= Work to do =
Give every line of the data again, unchanged, but with no pictures.

Source records:
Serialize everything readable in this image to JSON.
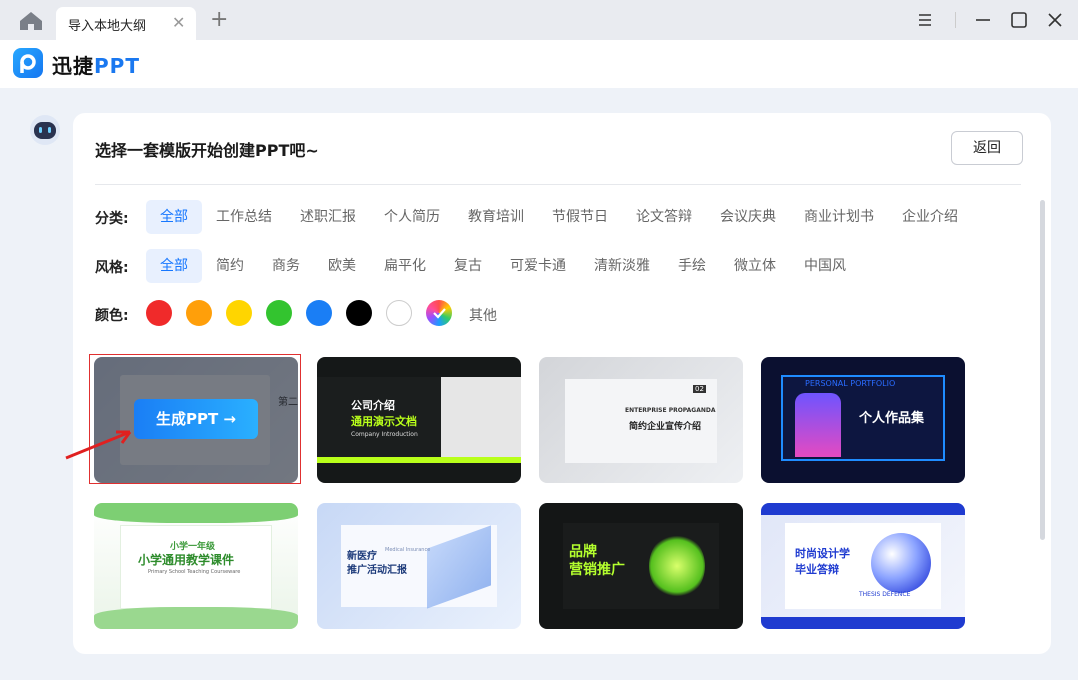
{
  "tab": {
    "title": "导入本地大纲"
  },
  "app": {
    "name_cn": "迅捷",
    "name_en": "PPT"
  },
  "main": {
    "title": "选择一套模版开始创建PPT吧~",
    "back_label": "返回"
  },
  "filters": {
    "category_label": "分类:",
    "categories": [
      "全部",
      "工作总结",
      "述职汇报",
      "个人简历",
      "教育培训",
      "节假节日",
      "论文答辩",
      "会议庆典",
      "商业计划书",
      "企业介绍"
    ],
    "style_label": "风格:",
    "styles": [
      "全部",
      "简约",
      "商务",
      "欧美",
      "扁平化",
      "复古",
      "可爱卡通",
      "清新淡雅",
      "手绘",
      "微立体",
      "中国风"
    ],
    "color_label": "颜色:",
    "colors": [
      "#f02a2a",
      "#ff9f0a",
      "#ffd500",
      "#33c42f",
      "#1a7ef5",
      "#000000",
      "#ffffff",
      "rainbow"
    ],
    "other_label": "其他"
  },
  "templates": [
    {
      "id": "t1",
      "generate_label": "生成PPT →",
      "subtitle": "第二"
    },
    {
      "id": "t2",
      "title": "公司介绍",
      "subtitle": "通用演示文档",
      "en": "Company Introduction"
    },
    {
      "id": "t3",
      "title": "ENTERPRISE PROPAGANDA",
      "subtitle": "简约企业宣传介绍",
      "badge": "02"
    },
    {
      "id": "t4",
      "title": "个人作品集",
      "en": "PERSONAL PORTFOLIO"
    },
    {
      "id": "t5",
      "title": "小学一年级",
      "subtitle": "小学通用教学课件",
      "en": "Primary School Teaching Courseware"
    },
    {
      "id": "t6",
      "title": "新医疗",
      "subtitle": "推广活动汇报",
      "en": "Medical Insurance"
    },
    {
      "id": "t7",
      "title": "品牌",
      "subtitle": "营销推广"
    },
    {
      "id": "t8",
      "title": "时尚设计学",
      "subtitle": "毕业答辩",
      "en": "THESIS DEFENCE"
    }
  ]
}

= Expected output =
Serialize everything readable in this image to JSON.
{
  "tab": {
    "title": "导入本地大纲"
  },
  "app": {
    "name_cn": "迅捷",
    "name_en": "PPT"
  },
  "main": {
    "title": "选择一套模版开始创建PPT吧~",
    "back_label": "返回"
  },
  "filters": {
    "category_label": "分类:",
    "categories": [
      "全部",
      "工作总结",
      "述职汇报",
      "个人简历",
      "教育培训",
      "节假节日",
      "论文答辩",
      "会议庆典",
      "商业计划书",
      "企业介绍"
    ],
    "style_label": "风格:",
    "styles": [
      "全部",
      "简约",
      "商务",
      "欧美",
      "扁平化",
      "复古",
      "可爱卡通",
      "清新淡雅",
      "手绘",
      "微立体",
      "中国风"
    ],
    "color_label": "颜色:",
    "colors": [
      "#f02a2a",
      "#ff9f0a",
      "#ffd500",
      "#33c42f",
      "#1a7ef5",
      "#000000",
      "#ffffff",
      "rainbow"
    ],
    "other_label": "其他"
  },
  "templates": [
    {
      "id": "t1",
      "generate_label": "生成PPT →",
      "subtitle": "第二"
    },
    {
      "id": "t2",
      "title": "公司介绍",
      "subtitle": "通用演示文档",
      "en": "Company Introduction"
    },
    {
      "id": "t3",
      "title": "ENTERPRISE PROPAGANDA",
      "subtitle": "简约企业宣传介绍",
      "badge": "02"
    },
    {
      "id": "t4",
      "title": "个人作品集",
      "en": "PERSONAL PORTFOLIO"
    },
    {
      "id": "t5",
      "title": "小学一年级",
      "subtitle": "小学通用教学课件",
      "en": "Primary School Teaching Courseware"
    },
    {
      "id": "t6",
      "title": "新医疗",
      "subtitle": "推广活动汇报",
      "en": "Medical Insurance"
    },
    {
      "id": "t7",
      "title": "品牌",
      "subtitle": "营销推广"
    },
    {
      "id": "t8",
      "title": "时尚设计学",
      "subtitle": "毕业答辩",
      "en": "THESIS DEFENCE"
    }
  ]
}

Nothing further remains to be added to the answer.